Saved data entries
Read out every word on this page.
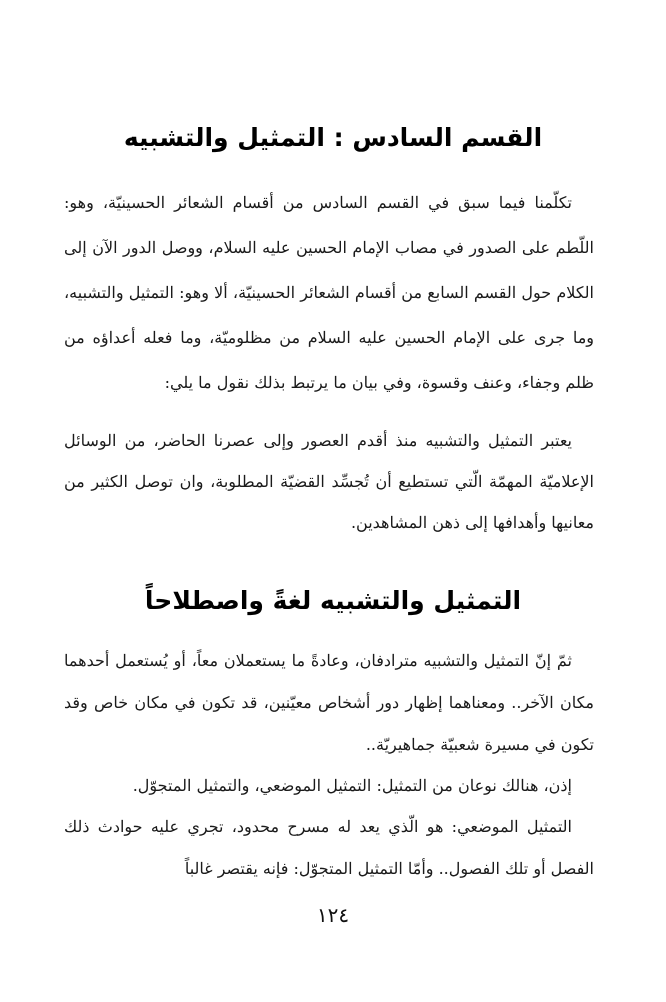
القسم السادس : التمثيل والتشبيه

تكلّمنا فيما سبق في القسم السادس من أقسام الشعائر الحسينيّة، وهو: اللّطم على الصدور في مصاب الإمام الحسين عليه السلام، ووصل الدور الآن إلى الكلام حول القسم السابع من أقسام الشعائر الحسينيّة، ألا وهو: التمثيل والتشبيه، وما جرى على الإمام الحسين عليه السلام من مظلوميّة، وما فعله أعداؤه من ظلم وجفاء، وعنف وقسوة، وفي بيان ما يرتبط بذلك نقول ما يلي:

يعتبر التمثيل والتشبيه منذ أقدم العصور وإلى عصرنا الحاضر، من الوسائل الإعلاميّة المهمّة الّتي تستطيع أن تُجسِّد القضيّة المطلوبة، وان توصل الكثير من معانيها وأهدافها إلى ذهن المشاهدين.

التمثيل والتشبيه لغةً واصطلاحاً

ثمّ إنّ التمثيل والتشبيه مترادفان، وعادةً ما يستعملان معاً، أو يُستعمل أحدهما مكان الآخر.. ومعناهما إظهار دور أشخاص معيّنين، قد تكون في مكان خاص وقد تكون في مسيرة شعبيّة جماهيريّة..

إذن، هنالك نوعان من التمثيل: التمثيل الموضعي، والتمثيل المتجوّل.

التمثيل الموضعي: هو الّذي يعد له مسرح محدود، تجري عليه حوادث ذلك الفصل أو تلك الفصول.. وأمّا التمثيل المتجوّل: فإنه يقتصر غالباً

١٢٤
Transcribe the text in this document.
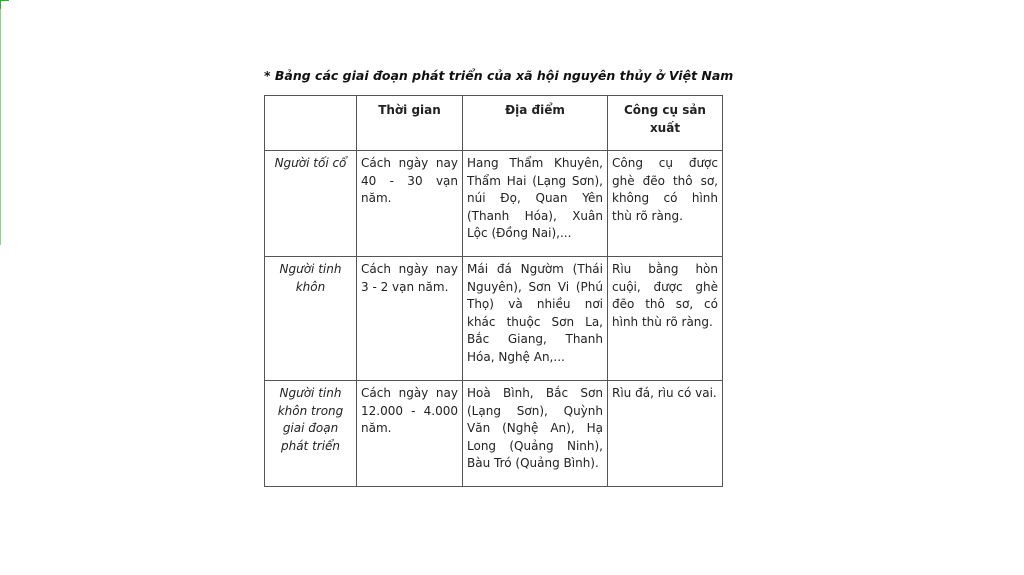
* Bảng các giai đoạn phát triển của xã hội nguyên thủy ở Việt Nam
	Thời gian	Địa điểm	Công cụ sản xuất
Người tối cổ	Cách ngày nay 40 - 30 vạn năm.	Hang Thẩm Khuyên, Thẩm Hai (Lạng Sơn), núi Đọ, Quan Yên (Thanh Hóa), Xuân Lộc (Đồng Nai),...	Công cụ được ghè đẽo thô sơ, không có hình thù rõ ràng.
Người tinh khôn	Cách ngày nay 3 - 2 vạn năm.	Mái đá Ngườm (Thái Nguyên), Sơn Vi (Phú Thọ) và nhiều nơi khác thuộc Sơn La, Bắc Giang, Thanh Hóa, Nghệ An,...	Rìu bằng hòn cuội, được ghè đẽo thô sơ, có hình thù rõ ràng.
Người tinh khôn trong giai đoạn phát triển	Cách ngày nay 12.000 - 4.000 năm.	Hoà Bình, Bắc Sơn (Lạng Sơn), Quỳnh Văn (Nghệ An), Hạ Long (Quảng Ninh), Bàu Tró (Quảng Bình).	Rìu đá, rìu có vai.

Stated exercise = Verbatim reproduction of every record is required; images are left out.

Answer to the problem =
Read out every word on this page.
القسم السادس : التمثيل والتشبيه

تكلّمنا فيما سبق في القسم السادس من أقسام الشعائر الحسينيّة، وهو: اللّطم على الصدور في مصاب الإمام الحسين عليه السلام، ووصل الدور الآن إلى الكلام حول القسم السابع من أقسام الشعائر الحسينيّة، ألا وهو: التمثيل والتشبيه، وما جرى على الإمام الحسين عليه السلام من مظلوميّة، وما فعله أعداؤه من ظلم وجفاء، وعنف وقسوة، وفي بيان ما يرتبط بذلك نقول ما يلي:

يعتبر التمثيل والتشبيه منذ أقدم العصور وإلى عصرنا الحاضر، من الوسائل الإعلاميّة المهمّة الّتي تستطيع أن تُجسِّد القضيّة المطلوبة، وان توصل الكثير من معانيها وأهدافها إلى ذهن المشاهدين.

التمثيل والتشبيه لغةً واصطلاحاً

ثمّ إنّ التمثيل والتشبيه مترادفان، وعادةً ما يستعملان معاً، أو يُستعمل أحدهما مكان الآخر.. ومعناهما إظهار دور أشخاص معيّنين، قد تكون في مكان خاص وقد تكون في مسيرة شعبيّة جماهيريّة..

إذن، هنالك نوعان من التمثيل: التمثيل الموضعي، والتمثيل المتجوّل.

التمثيل الموضعي: هو الّذي يعد له مسرح محدود، تجري عليه حوادث ذلك الفصل أو تلك الفصول.. وأمّا التمثيل المتجوّل: فإنه يقتصر غالباً

١٢٤
Transcribe the text in this document.
* Bảng các giai đoạn phát triển của xã hội nguyên thủy ở Việt Nam
	Thời gian	Địa điểm	Công cụ sản xuất
Người tối cổ	Cách ngày nay 40 - 30 vạn năm.	Hang Thẩm Khuyên, Thẩm Hai (Lạng Sơn), núi Đọ, Quan Yên (Thanh Hóa), Xuân Lộc (Đồng Nai),...	Công cụ được ghè đẽo thô sơ, không có hình thù rõ ràng.
Người tinh khôn	Cách ngày nay 3 - 2 vạn năm.	Mái đá Ngườm (Thái Nguyên), Sơn Vi (Phú Thọ) và nhiều nơi khác thuộc Sơn La, Bắc Giang, Thanh Hóa, Nghệ An,...	Rìu bằng hòn cuội, được ghè đẽo thô sơ, có hình thù rõ ràng.
Người tinh khôn trong giai đoạn phát triển	Cách ngày nay 12.000 - 4.000 năm.	Hoà Bình, Bắc Sơn (Lạng Sơn), Quỳnh Văn (Nghệ An), Hạ Long (Quảng Ninh), Bàu Tró (Quảng Bình).	Rìu đá, rìu có vai.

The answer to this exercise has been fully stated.